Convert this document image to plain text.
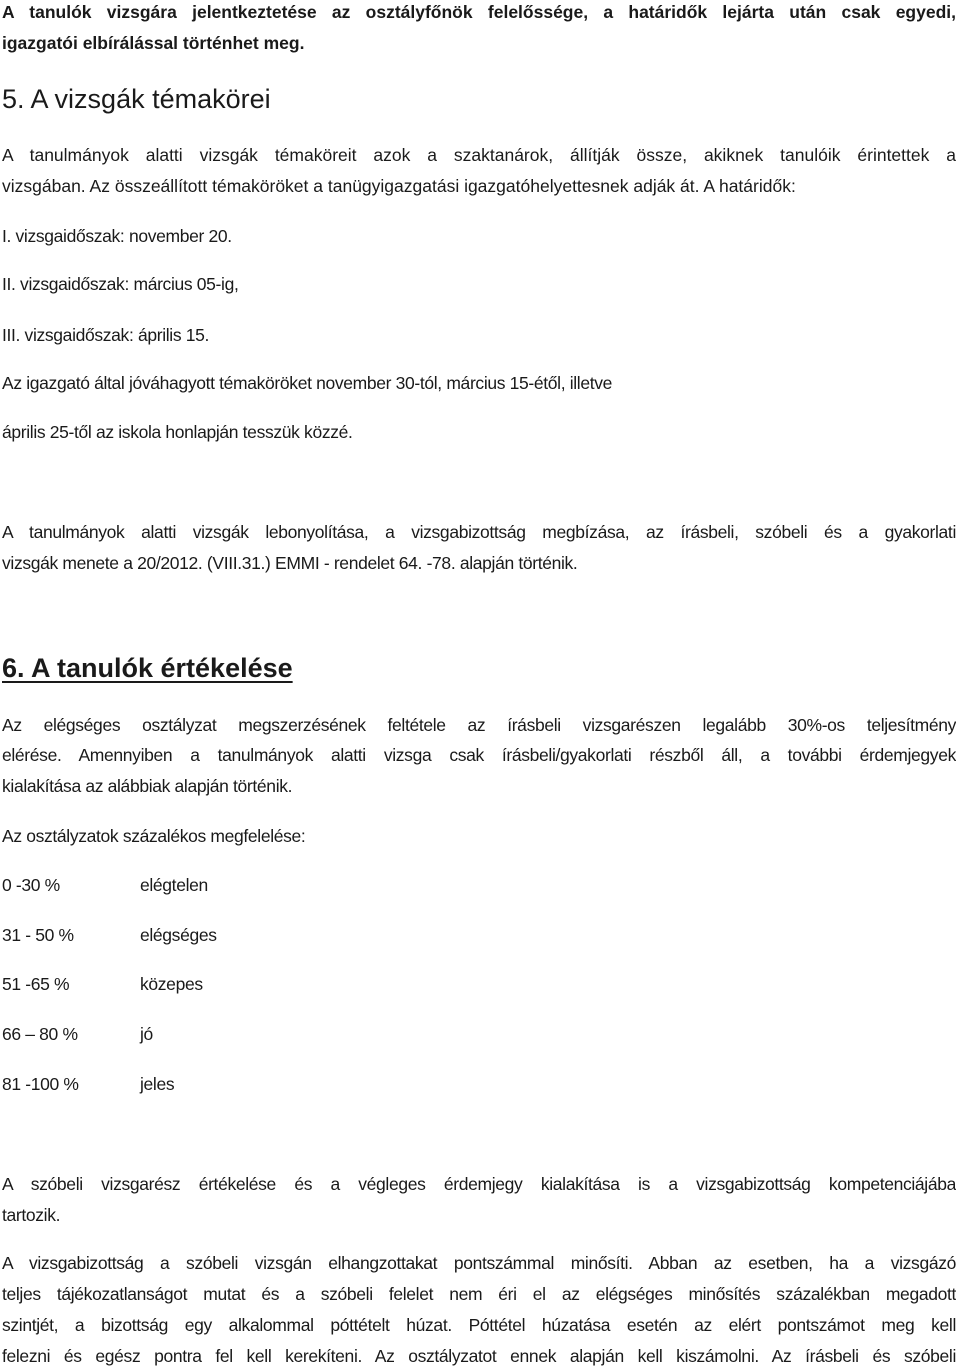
A tanulók vizsgára jelentkeztetése az osztályfőnök felelőssége, a határidők lejárta után csak egyedi,

igazgatói elbírálással történhet meg.

5. A vizsgák témakörei

A tanulmányok alatti vizsgák témaköreit azok a szaktanárok, állítják össze, akiknek tanulóik érintettek a

vizsgában. Az összeállított témaköröket a tanügyigazgatási igazgatóhelyettesnek adják át. A határidők:

I. vizsgaidőszak: november 20.

II. vizsgaidőszak: március 05-ig,

III. vizsgaidőszak: április 15.

Az igazgató által jóváhagyott témaköröket november 30-tól, március 15-étől, illetve

április 25-től az iskola honlapján tesszük közzé.

A tanulmányok alatti vizsgák lebonyolítása, a vizsgabizottság megbízása, az írásbeli, szóbeli és a gyakorlati

vizsgák menete a 20/2012. (VIII.31.) EMMI - rendelet 64. -78. alapján történik.

6. A tanulók értékelése

Az elégséges osztályzat megszerzésének feltétele az írásbeli vizsgarészen legalább 30%-os teljesítmény

elérése. Amennyiben a tanulmányok alatti vizsga csak írásbeli/gyakorlati részből áll, a további érdemjegyek

kialakítása az alábbiak alapján történik.

Az osztályzatok százalékos megfelelése:

0 -30 %	elégtelen
31 - 50 %	elégséges
51 -65 %	közepes
66 – 80 %	jó
81 -100 %	jeles

A szóbeli vizsgarész értékelése és a végleges érdemjegy kialakítása is a vizsgabizottság kompetenciájába

tartozik.

A vizsgabizottság a szóbeli vizsgán elhangzottakat pontszámmal minősíti. Abban az esetben, ha a vizsgázó

teljes tájékozatlanságot mutat és a szóbeli felelet nem éri el az elégséges minősítés százalékban megadott

szintjét, a bizottság egy alkalommal póttételt húzat. Póttétel húzatása esetén az elért pontszámot meg kell

felezni és egész pontra fel kell kerekíteni. Az osztályzatot ennek alapján kell kiszámolni. Az írásbeli és szóbeli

:::

JOB: From the data above, copy each line that holds "témaköröket".

RESULT FOR THIS TASK:
vizsgában. Az összeállított témaköröket a tanügyigazgatási igazgatóhelyettesnek adják át. A határidők:
Az igazgató által jóváhagyott témaköröket november 30-tól, március 15-étől, illetve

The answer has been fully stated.